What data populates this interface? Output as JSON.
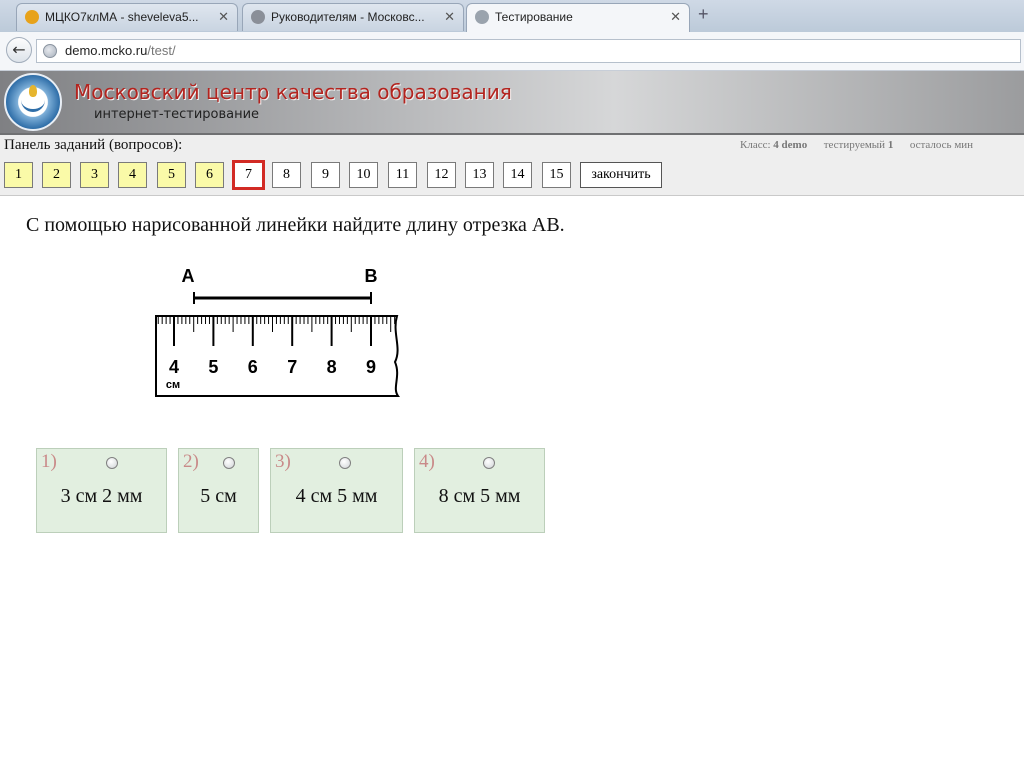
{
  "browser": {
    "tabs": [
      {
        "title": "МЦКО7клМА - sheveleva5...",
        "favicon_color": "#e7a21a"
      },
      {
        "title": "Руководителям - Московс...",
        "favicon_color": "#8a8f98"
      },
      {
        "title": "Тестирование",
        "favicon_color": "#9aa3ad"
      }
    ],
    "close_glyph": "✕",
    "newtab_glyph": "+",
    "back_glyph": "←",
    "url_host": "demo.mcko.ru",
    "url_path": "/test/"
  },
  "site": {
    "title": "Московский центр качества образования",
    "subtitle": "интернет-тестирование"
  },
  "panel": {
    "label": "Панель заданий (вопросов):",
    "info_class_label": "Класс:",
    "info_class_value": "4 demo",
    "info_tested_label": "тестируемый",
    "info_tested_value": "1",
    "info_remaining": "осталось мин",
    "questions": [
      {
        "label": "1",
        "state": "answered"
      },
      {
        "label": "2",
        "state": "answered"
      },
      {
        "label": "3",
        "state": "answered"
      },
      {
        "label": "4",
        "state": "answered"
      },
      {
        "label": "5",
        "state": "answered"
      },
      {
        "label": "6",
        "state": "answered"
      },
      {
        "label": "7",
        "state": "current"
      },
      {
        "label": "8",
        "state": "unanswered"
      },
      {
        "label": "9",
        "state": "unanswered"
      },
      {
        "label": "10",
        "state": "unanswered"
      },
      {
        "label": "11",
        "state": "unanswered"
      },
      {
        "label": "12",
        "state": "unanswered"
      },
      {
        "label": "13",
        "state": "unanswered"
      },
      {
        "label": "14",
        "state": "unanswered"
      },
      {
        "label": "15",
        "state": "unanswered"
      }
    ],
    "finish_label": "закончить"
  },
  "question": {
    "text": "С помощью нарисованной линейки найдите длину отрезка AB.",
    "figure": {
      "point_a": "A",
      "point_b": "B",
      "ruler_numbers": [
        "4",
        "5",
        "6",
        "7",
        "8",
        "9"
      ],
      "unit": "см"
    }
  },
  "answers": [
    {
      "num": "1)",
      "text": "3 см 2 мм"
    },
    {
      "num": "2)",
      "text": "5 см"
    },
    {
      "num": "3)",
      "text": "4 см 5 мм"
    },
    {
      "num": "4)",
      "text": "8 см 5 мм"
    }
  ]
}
▬▬▬▬▬▬
» **Problem to work on**: Each entry must be retyped word for word, with every image omitted.

» **Task answer**:
What data populates this interface? Output as JSON.
{
  "browser": {
    "tabs": [
      {
        "title": "МЦКО7клМА - sheveleva5...",
        "favicon_color": "#e7a21a"
      },
      {
        "title": "Руководителям - Московс...",
        "favicon_color": "#8a8f98"
      },
      {
        "title": "Тестирование",
        "favicon_color": "#9aa3ad"
      }
    ],
    "close_glyph": "✕",
    "newtab_glyph": "+",
    "back_glyph": "←",
    "url_host": "demo.mcko.ru",
    "url_path": "/test/"
  },
  "site": {
    "title": "Московский центр качества образования",
    "subtitle": "интернет-тестирование"
  },
  "panel": {
    "label": "Панель заданий (вопросов):",
    "info_class_label": "Класс:",
    "info_class_value": "4 demo",
    "info_tested_label": "тестируемый",
    "info_tested_value": "1",
    "info_remaining": "осталось мин",
    "questions": [
      {
        "label": "1",
        "state": "answered"
      },
      {
        "label": "2",
        "state": "answered"
      },
      {
        "label": "3",
        "state": "answered"
      },
      {
        "label": "4",
        "state": "answered"
      },
      {
        "label": "5",
        "state": "answered"
      },
      {
        "label": "6",
        "state": "answered"
      },
      {
        "label": "7",
        "state": "current"
      },
      {
        "label": "8",
        "state": "unanswered"
      },
      {
        "label": "9",
        "state": "unanswered"
      },
      {
        "label": "10",
        "state": "unanswered"
      },
      {
        "label": "11",
        "state": "unanswered"
      },
      {
        "label": "12",
        "state": "unanswered"
      },
      {
        "label": "13",
        "state": "unanswered"
      },
      {
        "label": "14",
        "state": "unanswered"
      },
      {
        "label": "15",
        "state": "unanswered"
      }
    ],
    "finish_label": "закончить"
  },
  "question": {
    "text": "С помощью нарисованной линейки найдите длину отрезка AB.",
    "figure": {
      "point_a": "A",
      "point_b": "B",
      "ruler_numbers": [
        "4",
        "5",
        "6",
        "7",
        "8",
        "9"
      ],
      "unit": "см"
    }
  },
  "answers": [
    {
      "num": "1)",
      "text": "3 см 2 мм"
    },
    {
      "num": "2)",
      "text": "5 см"
    },
    {
      "num": "3)",
      "text": "4 см 5 мм"
    },
    {
      "num": "4)",
      "text": "8 см 5 мм"
    }
  ]
}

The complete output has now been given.